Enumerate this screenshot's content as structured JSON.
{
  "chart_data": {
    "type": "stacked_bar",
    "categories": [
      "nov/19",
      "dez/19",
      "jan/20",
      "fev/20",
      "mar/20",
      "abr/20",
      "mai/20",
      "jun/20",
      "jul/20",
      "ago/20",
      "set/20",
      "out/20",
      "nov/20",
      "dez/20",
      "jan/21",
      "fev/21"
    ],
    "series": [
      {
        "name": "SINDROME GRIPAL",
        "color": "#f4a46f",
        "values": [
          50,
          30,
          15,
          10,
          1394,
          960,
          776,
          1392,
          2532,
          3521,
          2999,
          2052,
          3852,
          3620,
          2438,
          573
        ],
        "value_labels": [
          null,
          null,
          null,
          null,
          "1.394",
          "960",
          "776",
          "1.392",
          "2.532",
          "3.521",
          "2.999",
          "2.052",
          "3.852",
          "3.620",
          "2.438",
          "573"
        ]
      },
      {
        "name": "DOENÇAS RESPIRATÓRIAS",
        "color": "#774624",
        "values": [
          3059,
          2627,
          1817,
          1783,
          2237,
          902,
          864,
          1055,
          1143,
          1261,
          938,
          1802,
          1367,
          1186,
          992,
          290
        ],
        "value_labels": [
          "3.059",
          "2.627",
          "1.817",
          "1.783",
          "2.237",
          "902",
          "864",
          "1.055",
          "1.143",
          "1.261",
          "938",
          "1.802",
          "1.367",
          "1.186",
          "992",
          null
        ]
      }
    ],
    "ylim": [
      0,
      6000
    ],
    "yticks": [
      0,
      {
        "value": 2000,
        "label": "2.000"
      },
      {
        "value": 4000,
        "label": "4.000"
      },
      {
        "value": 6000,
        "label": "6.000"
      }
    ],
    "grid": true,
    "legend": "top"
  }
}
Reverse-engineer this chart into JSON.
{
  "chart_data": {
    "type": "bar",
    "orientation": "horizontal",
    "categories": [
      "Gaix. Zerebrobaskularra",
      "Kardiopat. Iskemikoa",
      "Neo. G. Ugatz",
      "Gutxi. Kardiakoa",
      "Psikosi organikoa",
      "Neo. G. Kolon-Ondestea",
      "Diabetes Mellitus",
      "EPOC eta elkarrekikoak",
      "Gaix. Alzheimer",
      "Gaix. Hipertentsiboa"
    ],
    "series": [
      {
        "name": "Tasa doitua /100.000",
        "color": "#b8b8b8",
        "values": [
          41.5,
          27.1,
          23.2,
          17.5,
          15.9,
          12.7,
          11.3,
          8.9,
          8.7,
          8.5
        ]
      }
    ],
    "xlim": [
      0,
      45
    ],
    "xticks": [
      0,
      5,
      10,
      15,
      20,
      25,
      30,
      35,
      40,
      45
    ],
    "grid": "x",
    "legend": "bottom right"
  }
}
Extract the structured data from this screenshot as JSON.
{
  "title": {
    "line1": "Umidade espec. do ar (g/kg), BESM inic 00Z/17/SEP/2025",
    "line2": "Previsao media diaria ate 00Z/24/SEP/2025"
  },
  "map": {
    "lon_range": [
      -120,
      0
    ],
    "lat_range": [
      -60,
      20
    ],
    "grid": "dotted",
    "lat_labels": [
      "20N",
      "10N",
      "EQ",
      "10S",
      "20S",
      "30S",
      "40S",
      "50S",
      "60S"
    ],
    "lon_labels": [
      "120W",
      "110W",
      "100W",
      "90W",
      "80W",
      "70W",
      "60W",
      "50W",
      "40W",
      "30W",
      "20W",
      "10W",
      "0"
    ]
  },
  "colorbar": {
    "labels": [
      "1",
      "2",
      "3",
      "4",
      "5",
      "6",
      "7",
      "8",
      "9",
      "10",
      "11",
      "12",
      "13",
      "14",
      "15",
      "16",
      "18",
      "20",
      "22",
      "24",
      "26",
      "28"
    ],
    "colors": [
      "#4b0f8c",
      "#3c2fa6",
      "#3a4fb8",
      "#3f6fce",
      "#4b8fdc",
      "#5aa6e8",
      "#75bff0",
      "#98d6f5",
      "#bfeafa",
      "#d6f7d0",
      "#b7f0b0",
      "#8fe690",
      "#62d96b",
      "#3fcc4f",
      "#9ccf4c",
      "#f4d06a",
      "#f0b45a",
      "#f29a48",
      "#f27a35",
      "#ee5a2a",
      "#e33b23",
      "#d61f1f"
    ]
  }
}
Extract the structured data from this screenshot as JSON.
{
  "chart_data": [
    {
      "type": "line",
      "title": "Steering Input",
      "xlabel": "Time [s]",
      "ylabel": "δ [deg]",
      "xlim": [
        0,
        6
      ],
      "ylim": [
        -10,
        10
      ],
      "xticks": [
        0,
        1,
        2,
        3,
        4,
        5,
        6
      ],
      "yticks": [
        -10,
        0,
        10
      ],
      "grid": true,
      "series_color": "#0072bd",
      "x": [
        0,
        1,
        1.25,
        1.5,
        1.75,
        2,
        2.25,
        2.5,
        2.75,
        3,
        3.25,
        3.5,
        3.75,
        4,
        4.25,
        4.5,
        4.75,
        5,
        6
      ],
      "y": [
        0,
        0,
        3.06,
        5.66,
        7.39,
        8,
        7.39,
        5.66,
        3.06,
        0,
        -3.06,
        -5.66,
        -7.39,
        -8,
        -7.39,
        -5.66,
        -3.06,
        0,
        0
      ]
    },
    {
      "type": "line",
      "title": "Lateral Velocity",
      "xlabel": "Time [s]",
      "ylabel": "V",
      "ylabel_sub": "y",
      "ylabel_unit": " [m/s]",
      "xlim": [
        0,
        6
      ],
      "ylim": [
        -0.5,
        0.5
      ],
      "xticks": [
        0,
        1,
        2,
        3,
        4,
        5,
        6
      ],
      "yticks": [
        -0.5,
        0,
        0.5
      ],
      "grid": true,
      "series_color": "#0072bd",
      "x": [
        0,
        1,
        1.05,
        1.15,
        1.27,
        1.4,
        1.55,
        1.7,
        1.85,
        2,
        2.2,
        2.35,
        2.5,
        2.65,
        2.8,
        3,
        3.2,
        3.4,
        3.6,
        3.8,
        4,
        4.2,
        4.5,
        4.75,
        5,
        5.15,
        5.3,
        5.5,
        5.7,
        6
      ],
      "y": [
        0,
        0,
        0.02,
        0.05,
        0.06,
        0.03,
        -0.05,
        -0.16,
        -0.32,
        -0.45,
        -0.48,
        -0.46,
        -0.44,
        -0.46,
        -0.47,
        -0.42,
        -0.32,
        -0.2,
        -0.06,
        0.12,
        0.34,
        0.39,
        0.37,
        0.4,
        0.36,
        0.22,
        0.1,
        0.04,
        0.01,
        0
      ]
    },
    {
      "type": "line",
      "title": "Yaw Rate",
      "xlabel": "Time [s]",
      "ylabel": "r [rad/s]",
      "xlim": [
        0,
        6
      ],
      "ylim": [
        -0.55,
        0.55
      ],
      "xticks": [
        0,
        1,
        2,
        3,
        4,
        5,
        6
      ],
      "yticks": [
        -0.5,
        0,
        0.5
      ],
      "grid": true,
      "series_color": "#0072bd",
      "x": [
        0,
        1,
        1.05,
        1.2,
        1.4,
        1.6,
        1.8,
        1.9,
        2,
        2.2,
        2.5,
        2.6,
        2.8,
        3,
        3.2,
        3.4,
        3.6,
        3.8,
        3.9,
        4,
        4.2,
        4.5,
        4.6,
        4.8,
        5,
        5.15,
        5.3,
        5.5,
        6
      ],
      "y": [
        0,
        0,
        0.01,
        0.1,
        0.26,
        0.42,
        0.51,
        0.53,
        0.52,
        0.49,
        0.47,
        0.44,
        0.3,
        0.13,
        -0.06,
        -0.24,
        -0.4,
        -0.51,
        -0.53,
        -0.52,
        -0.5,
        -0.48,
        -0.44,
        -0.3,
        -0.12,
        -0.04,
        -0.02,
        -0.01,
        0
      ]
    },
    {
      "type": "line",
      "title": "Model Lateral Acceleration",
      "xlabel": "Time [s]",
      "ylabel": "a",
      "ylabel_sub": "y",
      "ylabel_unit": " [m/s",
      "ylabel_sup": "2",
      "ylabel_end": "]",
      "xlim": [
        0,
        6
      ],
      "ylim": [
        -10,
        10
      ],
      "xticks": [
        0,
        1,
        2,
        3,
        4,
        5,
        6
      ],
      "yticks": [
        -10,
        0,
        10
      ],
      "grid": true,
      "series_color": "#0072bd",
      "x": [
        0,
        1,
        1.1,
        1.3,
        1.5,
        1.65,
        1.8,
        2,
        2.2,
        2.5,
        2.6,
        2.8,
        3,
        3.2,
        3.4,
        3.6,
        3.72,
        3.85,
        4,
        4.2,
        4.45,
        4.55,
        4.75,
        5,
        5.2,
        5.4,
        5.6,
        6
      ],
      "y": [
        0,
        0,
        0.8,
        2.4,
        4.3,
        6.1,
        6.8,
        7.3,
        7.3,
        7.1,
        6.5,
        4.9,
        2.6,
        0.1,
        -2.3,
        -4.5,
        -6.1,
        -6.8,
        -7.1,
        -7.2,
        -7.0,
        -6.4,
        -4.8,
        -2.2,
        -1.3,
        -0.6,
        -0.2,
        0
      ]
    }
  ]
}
——
» **Exercise**
Which lines in the listing above hold the word "Lateral"? Show each of them.

» **Correct response**
      "title": "Lateral Velocity",
      "title": "Model Lateral Acceleration",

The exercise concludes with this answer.